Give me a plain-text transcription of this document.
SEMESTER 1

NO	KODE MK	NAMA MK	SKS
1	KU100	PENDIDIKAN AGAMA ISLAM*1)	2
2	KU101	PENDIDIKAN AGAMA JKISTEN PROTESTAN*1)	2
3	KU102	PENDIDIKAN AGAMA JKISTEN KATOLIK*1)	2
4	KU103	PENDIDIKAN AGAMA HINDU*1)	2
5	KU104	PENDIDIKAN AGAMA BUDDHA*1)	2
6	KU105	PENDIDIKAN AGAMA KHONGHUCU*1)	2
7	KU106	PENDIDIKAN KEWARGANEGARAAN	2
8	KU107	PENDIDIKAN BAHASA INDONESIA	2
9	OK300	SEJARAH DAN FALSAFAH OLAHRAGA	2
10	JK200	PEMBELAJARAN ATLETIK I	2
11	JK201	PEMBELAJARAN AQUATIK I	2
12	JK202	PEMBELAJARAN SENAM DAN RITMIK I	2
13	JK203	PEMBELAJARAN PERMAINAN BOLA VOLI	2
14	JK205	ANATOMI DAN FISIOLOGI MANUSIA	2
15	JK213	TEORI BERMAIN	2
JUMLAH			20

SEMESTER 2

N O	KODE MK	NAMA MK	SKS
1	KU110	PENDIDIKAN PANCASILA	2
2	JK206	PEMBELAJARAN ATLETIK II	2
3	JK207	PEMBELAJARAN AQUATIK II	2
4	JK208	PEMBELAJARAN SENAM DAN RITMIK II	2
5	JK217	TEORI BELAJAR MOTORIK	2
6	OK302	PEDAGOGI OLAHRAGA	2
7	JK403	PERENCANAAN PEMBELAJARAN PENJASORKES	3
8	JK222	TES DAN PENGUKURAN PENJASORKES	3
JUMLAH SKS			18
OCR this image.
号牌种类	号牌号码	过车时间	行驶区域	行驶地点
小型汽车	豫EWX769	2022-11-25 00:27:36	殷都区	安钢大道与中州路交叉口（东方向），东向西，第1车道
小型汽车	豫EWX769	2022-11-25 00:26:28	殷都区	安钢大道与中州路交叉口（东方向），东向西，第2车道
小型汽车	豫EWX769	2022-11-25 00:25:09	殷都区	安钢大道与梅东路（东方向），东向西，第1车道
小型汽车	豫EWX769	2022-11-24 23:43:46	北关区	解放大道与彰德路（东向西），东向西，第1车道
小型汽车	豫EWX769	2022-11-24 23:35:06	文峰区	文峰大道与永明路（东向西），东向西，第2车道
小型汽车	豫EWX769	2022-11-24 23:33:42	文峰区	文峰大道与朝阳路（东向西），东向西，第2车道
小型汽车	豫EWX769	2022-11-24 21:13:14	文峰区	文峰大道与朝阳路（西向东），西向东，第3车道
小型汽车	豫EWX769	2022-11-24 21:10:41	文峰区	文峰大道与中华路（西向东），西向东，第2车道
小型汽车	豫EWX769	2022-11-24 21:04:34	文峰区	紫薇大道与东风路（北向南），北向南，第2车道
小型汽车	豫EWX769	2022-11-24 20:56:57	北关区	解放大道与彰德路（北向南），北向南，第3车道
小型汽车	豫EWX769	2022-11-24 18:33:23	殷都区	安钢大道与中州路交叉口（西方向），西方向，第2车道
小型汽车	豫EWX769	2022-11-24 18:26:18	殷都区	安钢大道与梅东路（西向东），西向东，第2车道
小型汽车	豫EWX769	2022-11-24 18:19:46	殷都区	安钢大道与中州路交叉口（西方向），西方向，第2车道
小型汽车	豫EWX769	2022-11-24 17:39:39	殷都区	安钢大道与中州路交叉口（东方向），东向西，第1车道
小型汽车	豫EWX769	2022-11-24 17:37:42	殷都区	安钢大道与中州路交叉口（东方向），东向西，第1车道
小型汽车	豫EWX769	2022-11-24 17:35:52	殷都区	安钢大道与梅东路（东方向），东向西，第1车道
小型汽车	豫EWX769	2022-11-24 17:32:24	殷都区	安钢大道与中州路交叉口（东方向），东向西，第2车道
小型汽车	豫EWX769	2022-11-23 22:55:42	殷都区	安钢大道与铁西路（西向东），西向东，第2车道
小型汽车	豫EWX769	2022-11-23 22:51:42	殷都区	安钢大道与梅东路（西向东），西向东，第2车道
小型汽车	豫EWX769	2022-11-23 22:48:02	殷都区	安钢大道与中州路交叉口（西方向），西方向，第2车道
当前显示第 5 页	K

-- -- --

## WORK REQUIRED
Take the lines above and retype all of them exactly.

## CORRECT RESPONSE
Give me a plain-text transcription of this document.
SEMESTER 1

NO	KODE MK	NAMA MK	SKS
1	KU100	PENDIDIKAN AGAMA ISLAM*1)	2
2	KU101	PENDIDIKAN AGAMA JKISTEN PROTESTAN*1)	2
3	KU102	PENDIDIKAN AGAMA JKISTEN KATOLIK*1)	2
4	KU103	PENDIDIKAN AGAMA HINDU*1)	2
5	KU104	PENDIDIKAN AGAMA BUDDHA*1)	2
6	KU105	PENDIDIKAN AGAMA KHONGHUCU*1)	2
7	KU106	PENDIDIKAN KEWARGANEGARAAN	2
8	KU107	PENDIDIKAN BAHASA INDONESIA	2
9	OK300	SEJARAH DAN FALSAFAH OLAHRAGA	2
10	JK200	PEMBELAJARAN ATLETIK I	2
11	JK201	PEMBELAJARAN AQUATIK I	2
12	JK202	PEMBELAJARAN SENAM DAN RITMIK I	2
13	JK203	PEMBELAJARAN PERMAINAN BOLA VOLI	2
14	JK205	ANATOMI DAN FISIOLOGI MANUSIA	2
15	JK213	TEORI BERMAIN	2
JUMLAH			20

SEMESTER 2

N O	KODE MK	NAMA MK	SKS
1	KU110	PENDIDIKAN PANCASILA	2
2	JK206	PEMBELAJARAN ATLETIK II	2
3	JK207	PEMBELAJARAN AQUATIK II	2
4	JK208	PEMBELAJARAN SENAM DAN RITMIK II	2
5	JK217	TEORI BELAJAR MOTORIK	2
6	OK302	PEDAGOGI OLAHRAGA	2
7	JK403	PERENCANAAN PEMBELAJARAN PENJASORKES	3
8	JK222	TES DAN PENGUKURAN PENJASORKES	3
JUMLAH SKS			18
OCR this image.
号牌种类	号牌号码	过车时间	行驶区域	行驶地点
小型汽车	豫EWX769	2022-11-25 00:27:36	殷都区	安钢大道与中州路交叉口（东方向），东向西，第1车道
小型汽车	豫EWX769	2022-11-25 00:26:28	殷都区	安钢大道与中州路交叉口（东方向），东向西，第2车道
小型汽车	豫EWX769	2022-11-25 00:25:09	殷都区	安钢大道与梅东路（东方向），东向西，第1车道
小型汽车	豫EWX769	2022-11-24 23:43:46	北关区	解放大道与彰德路（东向西），东向西，第1车道
小型汽车	豫EWX769	2022-11-24 23:35:06	文峰区	文峰大道与永明路（东向西），东向西，第2车道
小型汽车	豫EWX769	2022-11-24 23:33:42	文峰区	文峰大道与朝阳路（东向西），东向西，第2车道
小型汽车	豫EWX769	2022-11-24 21:13:14	文峰区	文峰大道与朝阳路（西向东），西向东，第3车道
小型汽车	豫EWX769	2022-11-24 21:10:41	文峰区	文峰大道与中华路（西向东），西向东，第2车道
小型汽车	豫EWX769	2022-11-24 21:04:34	文峰区	紫薇大道与东风路（北向南），北向南，第2车道
小型汽车	豫EWX769	2022-11-24 20:56:57	北关区	解放大道与彰德路（北向南），北向南，第3车道
小型汽车	豫EWX769	2022-11-24 18:33:23	殷都区	安钢大道与中州路交叉口（西方向），西方向，第2车道
小型汽车	豫EWX769	2022-11-24 18:26:18	殷都区	安钢大道与梅东路（西向东），西向东，第2车道
小型汽车	豫EWX769	2022-11-24 18:19:46	殷都区	安钢大道与中州路交叉口（西方向），西方向，第2车道
小型汽车	豫EWX769	2022-11-24 17:39:39	殷都区	安钢大道与中州路交叉口（东方向），东向西，第1车道
小型汽车	豫EWX769	2022-11-24 17:37:42	殷都区	安钢大道与中州路交叉口（东方向），东向西，第1车道
小型汽车	豫EWX769	2022-11-24 17:35:52	殷都区	安钢大道与梅东路（东方向），东向西，第1车道
小型汽车	豫EWX769	2022-11-24 17:32:24	殷都区	安钢大道与中州路交叉口（东方向），东向西，第2车道
小型汽车	豫EWX769	2022-11-23 22:55:42	殷都区	安钢大道与铁西路（西向东），西向东，第2车道
小型汽车	豫EWX769	2022-11-23 22:51:42	殷都区	安钢大道与梅东路（西向东），西向东，第2车道
小型汽车	豫EWX769	2022-11-23 22:48:02	殷都区	安钢大道与中州路交叉口（西方向），西方向，第2车道
当前显示第 5 页	K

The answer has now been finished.